EXERCISE REQUIREMENTS: Identify and reproduce every line holding the string "product".
# START OF INPUT FOR THIS TASK
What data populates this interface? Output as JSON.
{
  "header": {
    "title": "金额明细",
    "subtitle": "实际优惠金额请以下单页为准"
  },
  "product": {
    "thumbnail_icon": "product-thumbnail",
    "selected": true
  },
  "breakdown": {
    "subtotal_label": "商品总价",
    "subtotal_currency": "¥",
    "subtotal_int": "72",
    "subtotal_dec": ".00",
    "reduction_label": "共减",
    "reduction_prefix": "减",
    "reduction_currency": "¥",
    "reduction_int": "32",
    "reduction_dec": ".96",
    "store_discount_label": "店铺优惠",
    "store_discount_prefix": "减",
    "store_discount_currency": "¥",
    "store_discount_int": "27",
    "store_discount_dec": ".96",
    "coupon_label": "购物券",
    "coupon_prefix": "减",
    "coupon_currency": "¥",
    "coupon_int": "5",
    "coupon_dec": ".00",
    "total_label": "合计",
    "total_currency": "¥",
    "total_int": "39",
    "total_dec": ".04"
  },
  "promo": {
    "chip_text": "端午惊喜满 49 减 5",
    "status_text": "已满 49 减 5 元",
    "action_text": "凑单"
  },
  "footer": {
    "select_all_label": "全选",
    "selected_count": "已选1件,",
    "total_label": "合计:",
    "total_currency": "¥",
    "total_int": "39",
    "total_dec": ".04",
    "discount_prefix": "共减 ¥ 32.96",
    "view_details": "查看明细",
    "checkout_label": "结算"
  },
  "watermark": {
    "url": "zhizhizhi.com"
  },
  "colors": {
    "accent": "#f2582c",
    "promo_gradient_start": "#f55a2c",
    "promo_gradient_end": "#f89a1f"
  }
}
# END OF INPUT FOR THIS TASK
TASK SOLUTION:
  "product": {
    "thumbnail_icon": "product-thumbnail",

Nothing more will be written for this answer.